> _Short exercise_: Restate, word for word, every line of the data.

> _Supplied records_:
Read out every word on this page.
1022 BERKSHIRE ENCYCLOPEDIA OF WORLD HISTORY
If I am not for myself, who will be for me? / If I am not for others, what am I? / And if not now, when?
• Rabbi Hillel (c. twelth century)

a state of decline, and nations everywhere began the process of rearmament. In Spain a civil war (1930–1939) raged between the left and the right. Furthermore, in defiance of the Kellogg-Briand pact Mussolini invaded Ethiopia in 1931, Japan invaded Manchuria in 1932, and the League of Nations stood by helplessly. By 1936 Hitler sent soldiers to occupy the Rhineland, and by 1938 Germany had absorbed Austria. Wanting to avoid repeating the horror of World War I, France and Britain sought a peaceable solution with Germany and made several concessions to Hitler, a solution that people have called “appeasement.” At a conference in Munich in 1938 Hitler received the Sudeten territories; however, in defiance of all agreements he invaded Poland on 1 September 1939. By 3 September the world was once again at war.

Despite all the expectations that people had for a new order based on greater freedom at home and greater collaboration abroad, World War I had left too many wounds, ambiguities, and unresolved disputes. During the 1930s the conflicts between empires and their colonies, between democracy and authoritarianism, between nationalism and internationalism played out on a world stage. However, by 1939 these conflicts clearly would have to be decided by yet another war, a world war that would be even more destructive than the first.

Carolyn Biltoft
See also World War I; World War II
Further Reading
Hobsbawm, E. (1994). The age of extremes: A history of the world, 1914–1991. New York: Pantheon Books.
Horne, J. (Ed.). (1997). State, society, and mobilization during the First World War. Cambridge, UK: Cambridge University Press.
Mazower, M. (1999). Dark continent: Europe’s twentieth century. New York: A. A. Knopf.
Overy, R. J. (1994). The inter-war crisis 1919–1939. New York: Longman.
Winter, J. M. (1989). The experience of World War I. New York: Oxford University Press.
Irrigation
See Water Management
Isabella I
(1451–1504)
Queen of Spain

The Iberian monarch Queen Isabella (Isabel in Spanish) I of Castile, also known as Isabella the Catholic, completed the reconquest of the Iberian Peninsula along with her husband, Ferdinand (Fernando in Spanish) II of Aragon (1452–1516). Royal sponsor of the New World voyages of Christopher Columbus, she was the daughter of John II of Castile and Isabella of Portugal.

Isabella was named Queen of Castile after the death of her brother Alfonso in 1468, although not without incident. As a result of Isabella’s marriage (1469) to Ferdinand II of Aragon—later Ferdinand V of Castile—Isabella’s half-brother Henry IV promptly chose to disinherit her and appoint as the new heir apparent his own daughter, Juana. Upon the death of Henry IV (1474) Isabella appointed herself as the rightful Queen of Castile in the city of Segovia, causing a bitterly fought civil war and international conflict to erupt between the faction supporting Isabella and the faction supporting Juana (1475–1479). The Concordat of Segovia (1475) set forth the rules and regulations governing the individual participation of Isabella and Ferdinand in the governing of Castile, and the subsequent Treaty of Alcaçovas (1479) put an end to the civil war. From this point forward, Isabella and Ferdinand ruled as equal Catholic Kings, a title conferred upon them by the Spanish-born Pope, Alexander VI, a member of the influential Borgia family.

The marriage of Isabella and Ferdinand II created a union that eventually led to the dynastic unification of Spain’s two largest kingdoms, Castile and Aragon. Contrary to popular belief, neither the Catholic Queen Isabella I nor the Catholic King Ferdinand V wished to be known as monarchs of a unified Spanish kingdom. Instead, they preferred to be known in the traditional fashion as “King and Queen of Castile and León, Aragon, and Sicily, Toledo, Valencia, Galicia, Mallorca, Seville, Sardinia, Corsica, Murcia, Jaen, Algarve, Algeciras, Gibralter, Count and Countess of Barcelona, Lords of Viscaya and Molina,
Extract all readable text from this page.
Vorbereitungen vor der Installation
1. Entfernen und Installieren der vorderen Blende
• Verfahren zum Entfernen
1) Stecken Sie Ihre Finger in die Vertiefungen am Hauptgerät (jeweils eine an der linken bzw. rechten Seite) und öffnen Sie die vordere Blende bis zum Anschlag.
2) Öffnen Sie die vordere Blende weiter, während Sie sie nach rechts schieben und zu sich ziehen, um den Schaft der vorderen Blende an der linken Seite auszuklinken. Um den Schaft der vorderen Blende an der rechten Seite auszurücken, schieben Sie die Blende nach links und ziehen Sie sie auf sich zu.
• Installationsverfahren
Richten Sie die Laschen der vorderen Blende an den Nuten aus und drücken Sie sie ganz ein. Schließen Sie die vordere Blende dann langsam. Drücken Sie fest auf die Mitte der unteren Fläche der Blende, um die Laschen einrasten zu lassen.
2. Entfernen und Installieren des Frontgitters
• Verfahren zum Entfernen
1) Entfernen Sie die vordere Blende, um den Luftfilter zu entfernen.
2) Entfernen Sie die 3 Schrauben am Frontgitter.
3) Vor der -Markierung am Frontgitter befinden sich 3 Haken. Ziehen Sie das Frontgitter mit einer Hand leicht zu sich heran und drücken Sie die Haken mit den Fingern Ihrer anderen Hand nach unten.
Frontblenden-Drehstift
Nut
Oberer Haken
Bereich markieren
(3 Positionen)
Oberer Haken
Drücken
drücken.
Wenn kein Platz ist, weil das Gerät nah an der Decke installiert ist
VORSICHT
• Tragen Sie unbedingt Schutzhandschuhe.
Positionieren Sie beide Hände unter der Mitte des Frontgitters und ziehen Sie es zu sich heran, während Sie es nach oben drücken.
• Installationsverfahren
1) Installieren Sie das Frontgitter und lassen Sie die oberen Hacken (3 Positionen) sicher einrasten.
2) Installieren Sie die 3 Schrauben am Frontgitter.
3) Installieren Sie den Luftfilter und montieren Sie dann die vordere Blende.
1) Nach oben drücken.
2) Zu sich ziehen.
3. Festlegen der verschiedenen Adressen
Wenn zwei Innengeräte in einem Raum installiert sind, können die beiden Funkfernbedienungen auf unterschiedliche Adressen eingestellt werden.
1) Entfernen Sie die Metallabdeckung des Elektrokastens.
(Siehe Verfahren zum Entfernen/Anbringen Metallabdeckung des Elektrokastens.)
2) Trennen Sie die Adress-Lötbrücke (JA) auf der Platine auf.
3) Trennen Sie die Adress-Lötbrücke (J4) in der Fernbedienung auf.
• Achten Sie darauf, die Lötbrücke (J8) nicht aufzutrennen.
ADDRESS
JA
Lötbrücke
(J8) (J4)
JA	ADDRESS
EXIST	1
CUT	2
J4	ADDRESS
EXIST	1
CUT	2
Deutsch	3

> _The answer_:
Read out every word on this page.
1022 BERKSHIRE ENCYCLOPEDIA OF WORLD HISTORY
If I am not for myself, who will be for me? / If I am not for others, what am I? / And if not now, when?
• Rabbi Hillel (c. twelth century)

a state of decline, and nations everywhere began the process of rearmament. In Spain a civil war (1930–1939) raged between the left and the right. Furthermore, in defiance of the Kellogg-Briand pact Mussolini invaded Ethiopia in 1931, Japan invaded Manchuria in 1932, and the League of Nations stood by helplessly. By 1936 Hitler sent soldiers to occupy the Rhineland, and by 1938 Germany had absorbed Austria. Wanting to avoid repeating the horror of World War I, France and Britain sought a peaceable solution with Germany and made several concessions to Hitler, a solution that people have called “appeasement.” At a conference in Munich in 1938 Hitler received the Sudeten territories; however, in defiance of all agreements he invaded Poland on 1 September 1939. By 3 September the world was once again at war.

Despite all the expectations that people had for a new order based on greater freedom at home and greater collaboration abroad, World War I had left too many wounds, ambiguities, and unresolved disputes. During the 1930s the conflicts between empires and their colonies, between democracy and authoritarianism, between nationalism and internationalism played out on a world stage. However, by 1939 these conflicts clearly would have to be decided by yet another war, a world war that would be even more destructive than the first.

Carolyn Biltoft
See also World War I; World War II
Further Reading
Hobsbawm, E. (1994). The age of extremes: A history of the world, 1914–1991. New York: Pantheon Books.
Horne, J. (Ed.). (1997). State, society, and mobilization during the First World War. Cambridge, UK: Cambridge University Press.
Mazower, M. (1999). Dark continent: Europe’s twentieth century. New York: A. A. Knopf.
Overy, R. J. (1994). The inter-war crisis 1919–1939. New York: Longman.
Winter, J. M. (1989). The experience of World War I. New York: Oxford University Press.
Irrigation
See Water Management
Isabella I
(1451–1504)
Queen of Spain

The Iberian monarch Queen Isabella (Isabel in Spanish) I of Castile, also known as Isabella the Catholic, completed the reconquest of the Iberian Peninsula along with her husband, Ferdinand (Fernando in Spanish) II of Aragon (1452–1516). Royal sponsor of the New World voyages of Christopher Columbus, she was the daughter of John II of Castile and Isabella of Portugal.

Isabella was named Queen of Castile after the death of her brother Alfonso in 1468, although not without incident. As a result of Isabella’s marriage (1469) to Ferdinand II of Aragon—later Ferdinand V of Castile—Isabella’s half-brother Henry IV promptly chose to disinherit her and appoint as the new heir apparent his own daughter, Juana. Upon the death of Henry IV (1474) Isabella appointed herself as the rightful Queen of Castile in the city of Segovia, causing a bitterly fought civil war and international conflict to erupt between the faction supporting Isabella and the faction supporting Juana (1475–1479). The Concordat of Segovia (1475) set forth the rules and regulations governing the individual participation of Isabella and Ferdinand in the governing of Castile, and the subsequent Treaty of Alcaçovas (1479) put an end to the civil war. From this point forward, Isabella and Ferdinand ruled as equal Catholic Kings, a title conferred upon them by the Spanish-born Pope, Alexander VI, a member of the influential Borgia family.

The marriage of Isabella and Ferdinand II created a union that eventually led to the dynastic unification of Spain’s two largest kingdoms, Castile and Aragon. Contrary to popular belief, neither the Catholic Queen Isabella I nor the Catholic King Ferdinand V wished to be known as monarchs of a unified Spanish kingdom. Instead, they preferred to be known in the traditional fashion as “King and Queen of Castile and León, Aragon, and Sicily, Toledo, Valencia, Galicia, Mallorca, Seville, Sardinia, Corsica, Murcia, Jaen, Algarve, Algeciras, Gibralter, Count and Countess of Barcelona, Lords of Viscaya and Molina,
Extract all readable text from this page.
Vorbereitungen vor der Installation
1. Entfernen und Installieren der vorderen Blende
• Verfahren zum Entfernen
1) Stecken Sie Ihre Finger in die Vertiefungen am Hauptgerät (jeweils eine an der linken bzw. rechten Seite) und öffnen Sie die vordere Blende bis zum Anschlag.
2) Öffnen Sie die vordere Blende weiter, während Sie sie nach rechts schieben und zu sich ziehen, um den Schaft der vorderen Blende an der linken Seite auszuklinken. Um den Schaft der vorderen Blende an der rechten Seite auszurücken, schieben Sie die Blende nach links und ziehen Sie sie auf sich zu.
• Installationsverfahren
Richten Sie die Laschen der vorderen Blende an den Nuten aus und drücken Sie sie ganz ein. Schließen Sie die vordere Blende dann langsam. Drücken Sie fest auf die Mitte der unteren Fläche der Blende, um die Laschen einrasten zu lassen.
2. Entfernen und Installieren des Frontgitters
• Verfahren zum Entfernen
1) Entfernen Sie die vordere Blende, um den Luftfilter zu entfernen.
2) Entfernen Sie die 3 Schrauben am Frontgitter.
3) Vor der -Markierung am Frontgitter befinden sich 3 Haken. Ziehen Sie das Frontgitter mit einer Hand leicht zu sich heran und drücken Sie die Haken mit den Fingern Ihrer anderen Hand nach unten.
Frontblenden-Drehstift
Nut
Oberer Haken
Bereich markieren
(3 Positionen)
Oberer Haken
Drücken
drücken.
Wenn kein Platz ist, weil das Gerät nah an der Decke installiert ist
VORSICHT
• Tragen Sie unbedingt Schutzhandschuhe.
Positionieren Sie beide Hände unter der Mitte des Frontgitters und ziehen Sie es zu sich heran, während Sie es nach oben drücken.
• Installationsverfahren
1) Installieren Sie das Frontgitter und lassen Sie die oberen Hacken (3 Positionen) sicher einrasten.
2) Installieren Sie die 3 Schrauben am Frontgitter.
3) Installieren Sie den Luftfilter und montieren Sie dann die vordere Blende.
1) Nach oben drücken.
2) Zu sich ziehen.
3. Festlegen der verschiedenen Adressen
Wenn zwei Innengeräte in einem Raum installiert sind, können die beiden Funkfernbedienungen auf unterschiedliche Adressen eingestellt werden.
1) Entfernen Sie die Metallabdeckung des Elektrokastens.
(Siehe Verfahren zum Entfernen/Anbringen Metallabdeckung des Elektrokastens.)
2) Trennen Sie die Adress-Lötbrücke (JA) auf der Platine auf.
3) Trennen Sie die Adress-Lötbrücke (J4) in der Fernbedienung auf.
• Achten Sie darauf, die Lötbrücke (J8) nicht aufzutrennen.
ADDRESS
JA
Lötbrücke
(J8) (J4)
JA	ADDRESS
EXIST	1
CUT	2
J4	ADDRESS
EXIST	1
CUT	2
Deutsch	3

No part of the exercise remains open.